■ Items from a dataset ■
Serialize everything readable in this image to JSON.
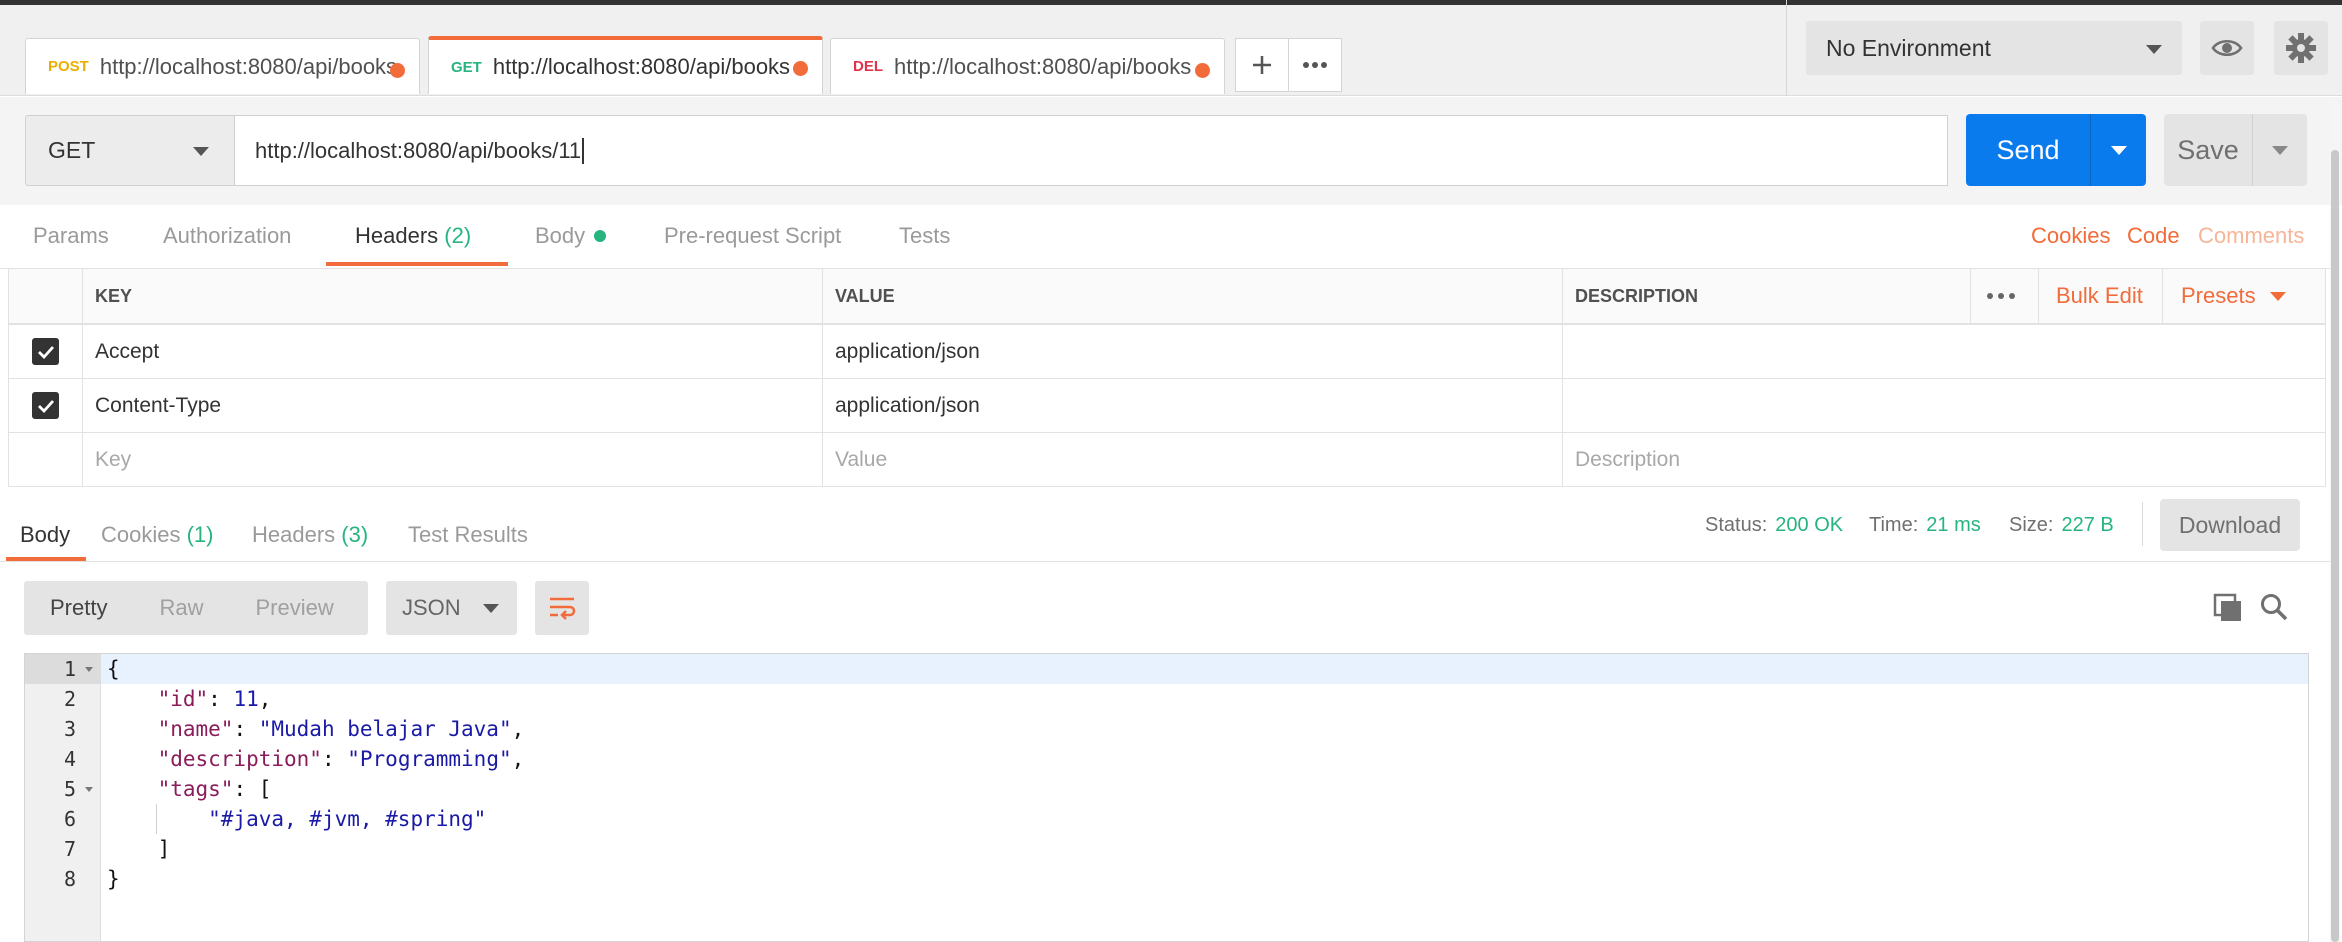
{
  "tabs": [
    {
      "method": "POST",
      "method_color": "#e9b000",
      "url": "http://localhost:8080/api/books"
    },
    {
      "method": "GET",
      "method_color": "#26b47f",
      "url": "http://localhost:8080/api/books"
    },
    {
      "method": "DEL",
      "method_color": "#e0334e",
      "url": "http://localhost:8080/api/books"
    }
  ],
  "tab_actions": {
    "new_tab_icon": "plus-icon",
    "more_icon": "ellipsis-icon"
  },
  "environment": {
    "selected": "No Environment",
    "eye_icon": "eye-icon",
    "settings_icon": "gear-icon"
  },
  "request": {
    "method": "GET",
    "url": "http://localhost:8080/api/books/11",
    "send_label": "Send",
    "save_label": "Save"
  },
  "request_tabs": {
    "params": "Params",
    "authorization": "Authorization",
    "headers": "Headers",
    "headers_count": "(2)",
    "body": "Body",
    "pre_request": "Pre-request Script",
    "tests": "Tests",
    "cookies": "Cookies",
    "code": "Code",
    "comments": "Comments"
  },
  "headers_table": {
    "col_key": "KEY",
    "col_value": "VALUE",
    "col_description": "DESCRIPTION",
    "bulk_edit": "Bulk Edit",
    "presets": "Presets",
    "rows": [
      {
        "key": "Accept",
        "value": "application/json",
        "checked": true
      },
      {
        "key": "Content-Type",
        "value": "application/json",
        "checked": true
      }
    ],
    "placeholder_key": "Key",
    "placeholder_value": "Value",
    "placeholder_description": "Description"
  },
  "response_tabs": {
    "body": "Body",
    "cookies": "Cookies",
    "cookies_count": "(1)",
    "headers": "Headers",
    "headers_count": "(3)",
    "test_results": "Test Results"
  },
  "response_status": {
    "status_label": "Status:",
    "status_value": "200 OK",
    "time_label": "Time:",
    "time_value": "21 ms",
    "size_label": "Size:",
    "size_value": "227 B",
    "download": "Download"
  },
  "response_view": {
    "pretty": "Pretty",
    "raw": "Raw",
    "preview": "Preview",
    "format": "JSON"
  },
  "code_lines": [
    {
      "num": "1",
      "text": "{"
    },
    {
      "num": "2",
      "key": "\"id\"",
      "val": "11",
      "tail": ","
    },
    {
      "num": "3",
      "key": "\"name\"",
      "val": "\"Mudah belajar Java\"",
      "tail": ","
    },
    {
      "num": "4",
      "key": "\"description\"",
      "val": "\"Programming\"",
      "tail": ","
    },
    {
      "num": "5",
      "key": "\"tags\"",
      "tail": "["
    },
    {
      "num": "6",
      "val": "\"#java, #jvm, #spring\""
    },
    {
      "num": "7",
      "text": "]"
    },
    {
      "num": "8",
      "text": "}"
    }
  ]
}
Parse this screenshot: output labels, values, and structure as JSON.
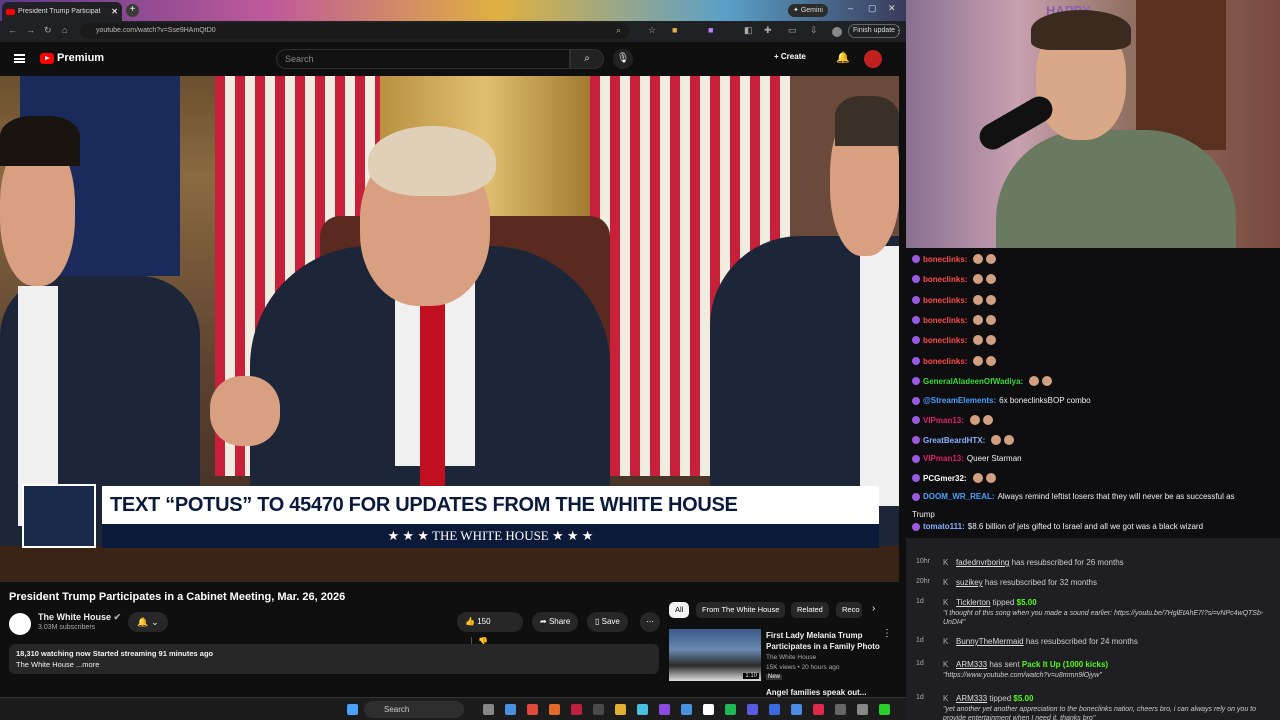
{
  "browser": {
    "tab_title": "President Trump Participat",
    "gemini": "Gemini",
    "url": "youtube.com/watch?v=Sse9HAmQtD0",
    "finish_update": "Finish update"
  },
  "youtube": {
    "brand": "Premium",
    "search_placeholder": "Search",
    "create_label": "Create",
    "video_title": "President Trump Participates in a Cabinet Meeting, Mar. 26, 2026",
    "channel_name": "The White House",
    "subscribers": "3.03M subscribers",
    "likes": "150",
    "share_label": "Share",
    "save_label": "Save",
    "description_line1": "18,310 watching now  Started streaming 91 minutes ago",
    "description_line2": "The White House ...more",
    "lower_third_main": "TEXT “POTUS” TO 45470 FOR UPDATES FROM THE WHITE HOUSE",
    "lower_third_sub": "★ ★ ★   THE WHITE HOUSE   ★ ★ ★",
    "chips": [
      "All",
      "From The White House",
      "Related",
      "Reco"
    ],
    "rec_video": {
      "title_line1": "First Lady Melania Trump",
      "title_line2": "Participates in a Family Photo",
      "channel": "The White House",
      "meta": "15K views • 20 hours ago",
      "badge": "New",
      "duration": "1:10"
    },
    "rec_video2_title": "Angel families speak out..."
  },
  "taskbar": {
    "search": "Search"
  },
  "chat": [
    {
      "user": "boneclinks:",
      "color": "#ff4a4a",
      "text": ""
    },
    {
      "user": "boneclinks:",
      "color": "#ff4a4a",
      "text": ""
    },
    {
      "user": "boneclinks:",
      "color": "#ff4a4a",
      "text": ""
    },
    {
      "user": "boneclinks:",
      "color": "#ff4a4a",
      "text": ""
    },
    {
      "user": "boneclinks:",
      "color": "#ff4a4a",
      "text": ""
    },
    {
      "user": "boneclinks:",
      "color": "#ff4a4a",
      "text": ""
    },
    {
      "user": "GeneralAladeenOfWadiya:",
      "color": "#3ad83a",
      "text": ""
    },
    {
      "user": "@StreamElements:",
      "color": "#4aa0ff",
      "text": "6x boneclinksBOP combo"
    },
    {
      "user": "VIPman13:",
      "color": "#e0206a",
      "text": ""
    },
    {
      "user": "GreatBeardHTX:",
      "color": "#8ab0ff",
      "text": ""
    },
    {
      "user": "VIPman13:",
      "color": "#e0206a",
      "text": "Queer Starman"
    },
    {
      "user": "PCGmer32:",
      "color": "#ffffff",
      "text": ""
    },
    {
      "user": "DOOM_WR_REAL:",
      "color": "#4aa0ff",
      "text": "Always remind leftist losers that they will never be as successful as"
    },
    {
      "user": "",
      "color": "#efeff1",
      "text": "Trump"
    },
    {
      "user": "tomato111:",
      "color": "#8ab0ff",
      "text": "$8.6 billion of jets gifted to Israel and all we got was a black wizard"
    }
  ],
  "events": [
    {
      "time": "10hr",
      "user": "fadednvrboring",
      "text": " has resubscribed for 26 months"
    },
    {
      "time": "20hr",
      "user": "suzikey",
      "text": " has resubscribed for 32 months"
    },
    {
      "time": "1d",
      "user": "Ticklerton",
      "text": " tipped ",
      "amount": "$5.00",
      "quote": "\"I thought of this song when you made a sound earlier: https://youtu.be/7HglEtAhE7I?si=vNPc4wQTSb-UnDI4\""
    },
    {
      "time": "1d",
      "user": "BunnyTheMermaid",
      "text": " has resubscribed for 24 months"
    },
    {
      "time": "1d",
      "user": "ARM333",
      "text": " has sent ",
      "amount": "Pack It Up (1000 kicks)",
      "quote": "\"https://www.youtube.com/watch?v=u8mmn9lOjyw\""
    },
    {
      "time": "1d",
      "user": "ARM333",
      "text": " tipped ",
      "amount": "$5.00",
      "quote": "\"yet another yet another appreciation to the boneclinks nation, cheers bro, i can always rely on you to provide entertainment when I need it, thanks bro\""
    }
  ],
  "stream_overlay_text": "HAPPY EASTER"
}
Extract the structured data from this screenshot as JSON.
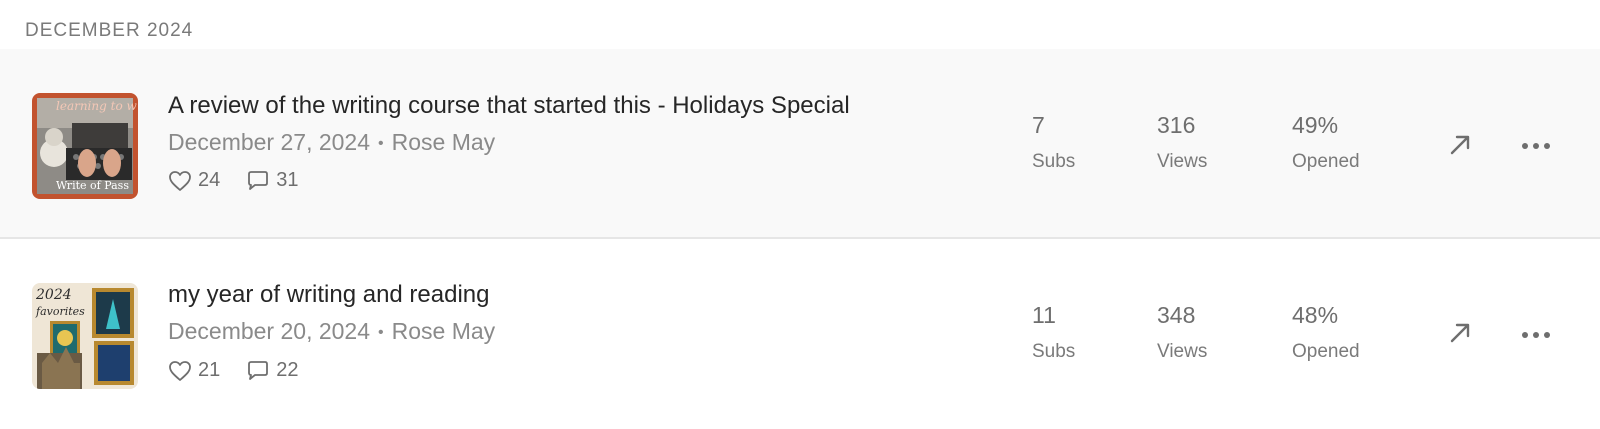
{
  "section": {
    "header": "DECEMBER 2024"
  },
  "posts": [
    {
      "title": "A review of the writing course that started this - Holidays Special",
      "date": "December 27, 2024",
      "author": "Rose May",
      "separator": "•",
      "likes": "24",
      "comments": "31",
      "thumbnail_text_top": "learning to w",
      "thumbnail_text_bottom": "Write of Pass",
      "stats": {
        "subs_value": "7",
        "subs_label": "Subs",
        "views_value": "316",
        "views_label": "Views",
        "opened_value": "49%",
        "opened_label": "Opened"
      }
    },
    {
      "title": "my year of writing and reading",
      "date": "December 20, 2024",
      "author": "Rose May",
      "separator": "•",
      "likes": "21",
      "comments": "22",
      "thumbnail_text_top": "2024 favorites",
      "thumbnail_text_bottom": "",
      "stats": {
        "subs_value": "11",
        "subs_label": "Subs",
        "views_value": "348",
        "views_label": "Views",
        "opened_value": "48%",
        "opened_label": "Opened"
      }
    }
  ],
  "icons": {
    "like": "heart-icon",
    "comment": "speech-bubble-icon",
    "open": "arrow-up-right-icon",
    "more": "ellipsis-icon"
  },
  "colors": {
    "highlight_row": "#f9f9f9",
    "divider": "#e6e6e6",
    "text_primary": "#262626",
    "text_secondary": "#8a8a8a"
  }
}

■ Set task ■
Restate word for word the lines above that start at the line containing "Extract the structured" and run to the end of the listing; exclude the pictures.

■ The reply ■
Extract the structured data from this screenshot as JSON.
{
  "section": {
    "header": "DECEMBER 2024"
  },
  "posts": [
    {
      "title": "A review of the writing course that started this - Holidays Special",
      "date": "December 27, 2024",
      "author": "Rose May",
      "separator": "•",
      "likes": "24",
      "comments": "31",
      "thumbnail_text_top": "learning to w",
      "thumbnail_text_bottom": "Write of Pass",
      "stats": {
        "subs_value": "7",
        "subs_label": "Subs",
        "views_value": "316",
        "views_label": "Views",
        "opened_value": "49%",
        "opened_label": "Opened"
      }
    },
    {
      "title": "my year of writing and reading",
      "date": "December 20, 2024",
      "author": "Rose May",
      "separator": "•",
      "likes": "21",
      "comments": "22",
      "thumbnail_text_top": "2024 favorites",
      "thumbnail_text_bottom": "",
      "stats": {
        "subs_value": "11",
        "subs_label": "Subs",
        "views_value": "348",
        "views_label": "Views",
        "opened_value": "48%",
        "opened_label": "Opened"
      }
    }
  ],
  "icons": {
    "like": "heart-icon",
    "comment": "speech-bubble-icon",
    "open": "arrow-up-right-icon",
    "more": "ellipsis-icon"
  },
  "colors": {
    "highlight_row": "#f9f9f9",
    "divider": "#e6e6e6",
    "text_primary": "#262626",
    "text_secondary": "#8a8a8a"
  }
}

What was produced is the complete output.